▶ **DIRECTIONS**:
Only a number is wanted: how many lines of the entries include the string "this"?

═══ DATA PROVIDED ═══

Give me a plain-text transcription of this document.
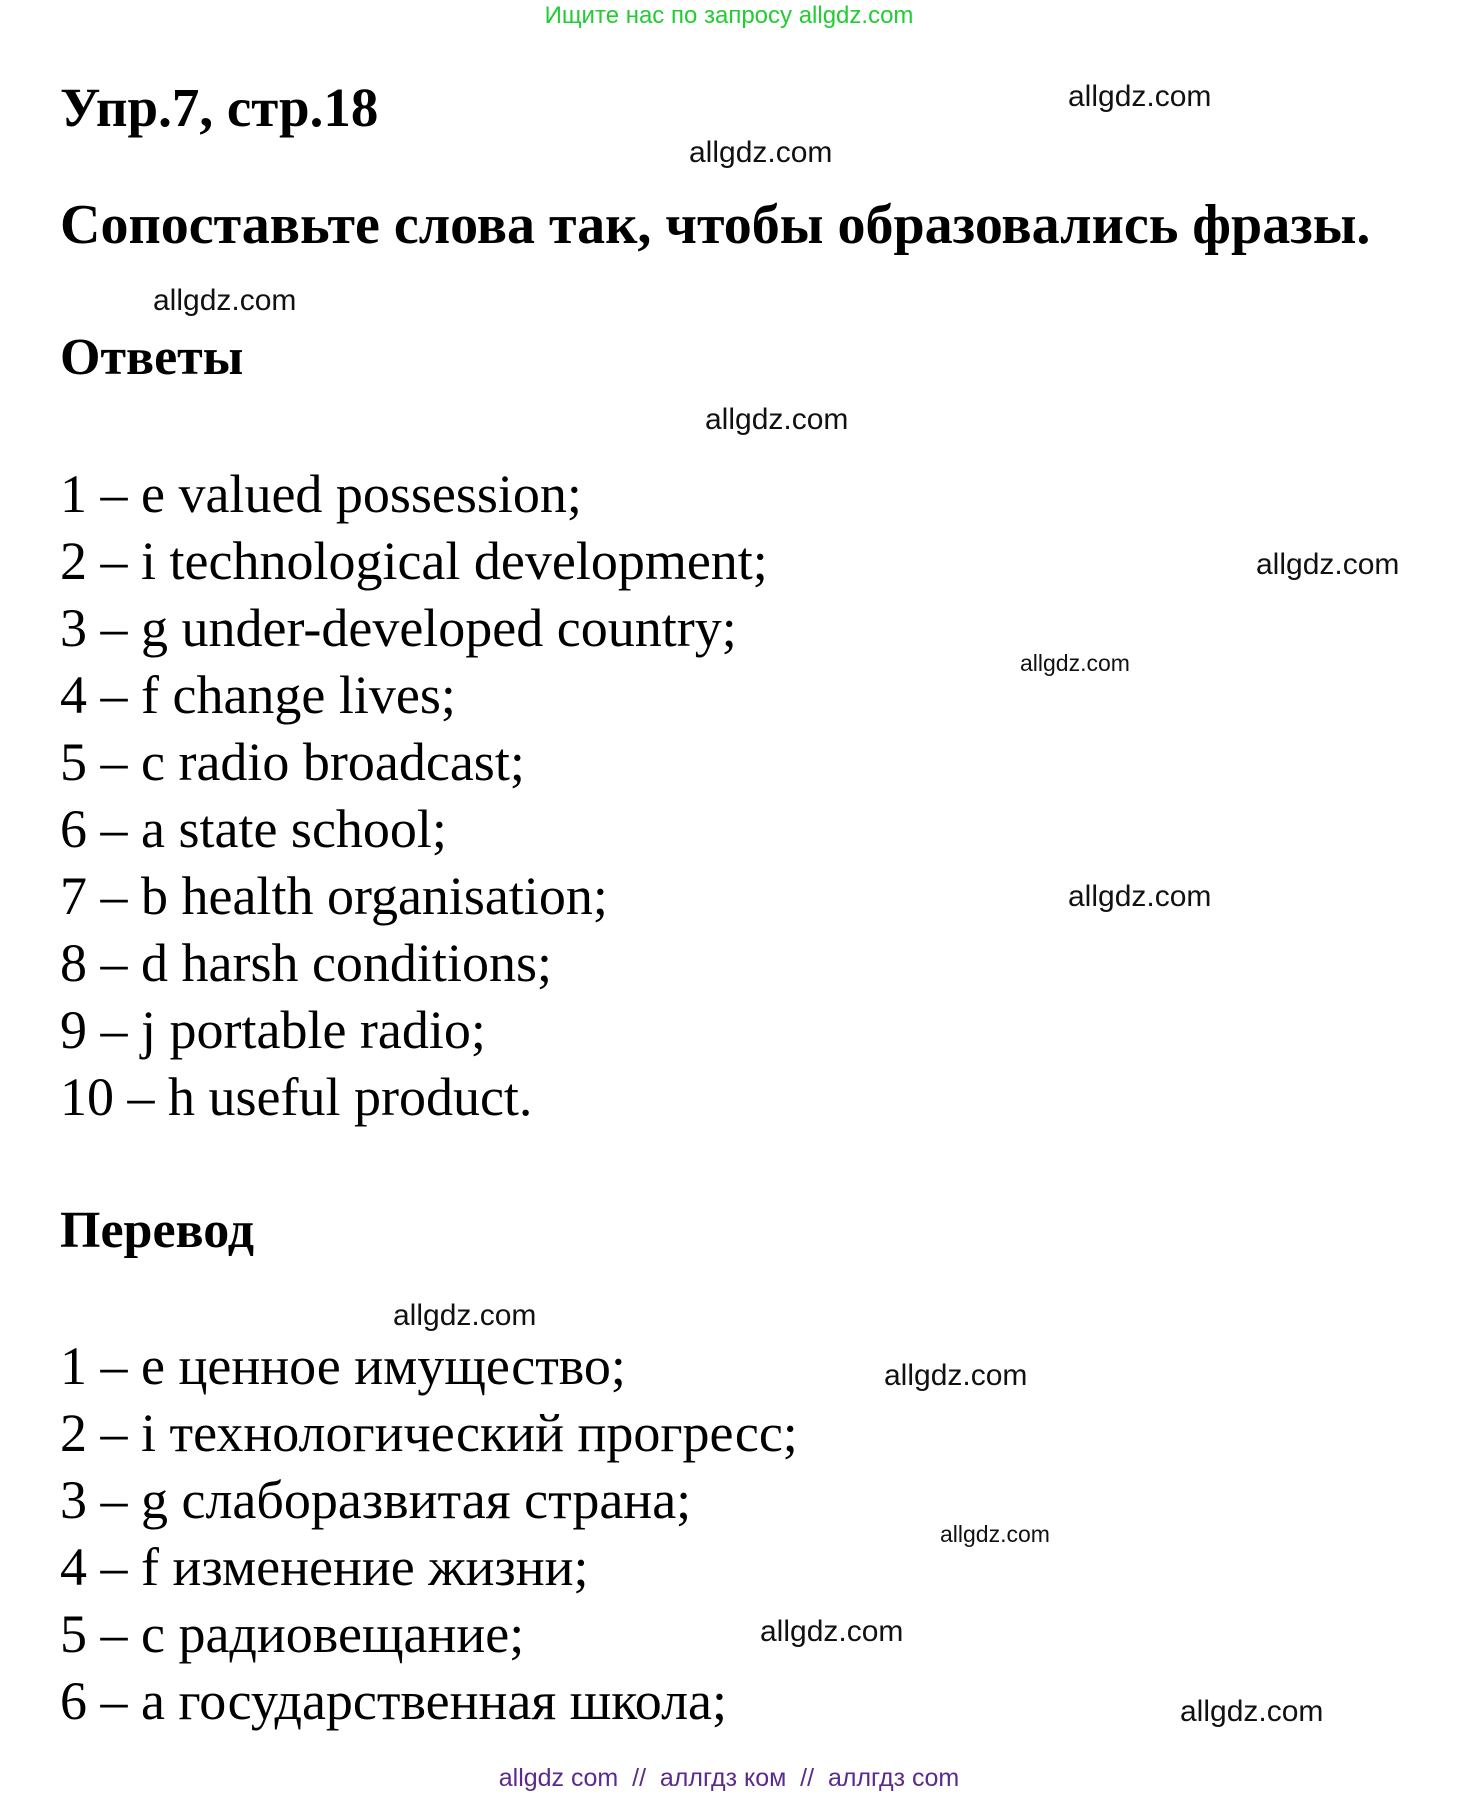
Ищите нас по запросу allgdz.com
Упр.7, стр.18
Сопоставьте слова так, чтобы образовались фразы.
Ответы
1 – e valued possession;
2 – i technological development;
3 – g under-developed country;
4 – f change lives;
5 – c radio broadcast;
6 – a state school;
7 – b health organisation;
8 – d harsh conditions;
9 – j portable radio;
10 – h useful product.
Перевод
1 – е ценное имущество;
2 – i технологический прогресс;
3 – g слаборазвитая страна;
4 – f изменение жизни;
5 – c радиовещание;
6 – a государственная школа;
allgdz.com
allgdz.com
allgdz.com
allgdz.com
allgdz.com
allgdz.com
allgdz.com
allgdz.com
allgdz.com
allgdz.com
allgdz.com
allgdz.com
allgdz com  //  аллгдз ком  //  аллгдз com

═══
═══ DATA PROVIDED ═══

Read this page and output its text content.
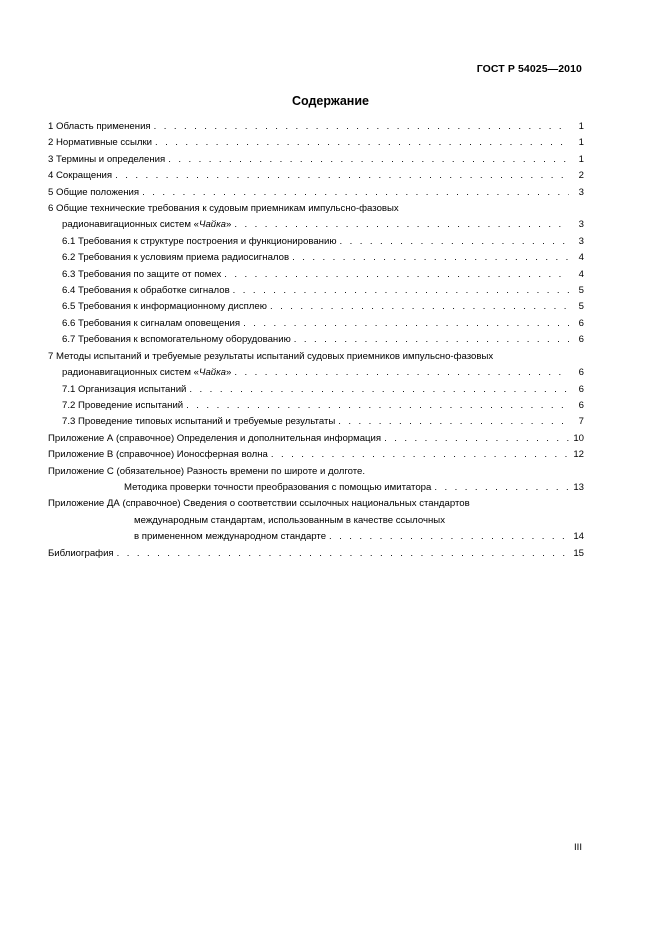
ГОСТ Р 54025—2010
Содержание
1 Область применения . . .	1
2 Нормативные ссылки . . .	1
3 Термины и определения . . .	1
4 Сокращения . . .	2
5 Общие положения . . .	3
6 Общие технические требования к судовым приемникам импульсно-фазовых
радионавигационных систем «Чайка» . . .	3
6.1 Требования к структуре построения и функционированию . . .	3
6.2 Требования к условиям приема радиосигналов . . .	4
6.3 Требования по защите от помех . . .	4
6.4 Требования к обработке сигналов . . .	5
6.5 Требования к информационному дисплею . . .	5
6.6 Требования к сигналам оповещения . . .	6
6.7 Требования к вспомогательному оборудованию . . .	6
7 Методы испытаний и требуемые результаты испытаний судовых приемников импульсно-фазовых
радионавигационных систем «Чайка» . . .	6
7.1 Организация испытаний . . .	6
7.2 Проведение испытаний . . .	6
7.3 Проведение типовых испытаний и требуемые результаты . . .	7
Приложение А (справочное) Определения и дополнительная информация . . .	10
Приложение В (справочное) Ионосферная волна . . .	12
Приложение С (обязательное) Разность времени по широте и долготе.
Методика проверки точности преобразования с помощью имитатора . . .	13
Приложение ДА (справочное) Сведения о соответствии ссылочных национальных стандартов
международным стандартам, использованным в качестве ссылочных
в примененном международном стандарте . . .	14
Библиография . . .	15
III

═══

▶ **EXERCISE OUTPUT**:
2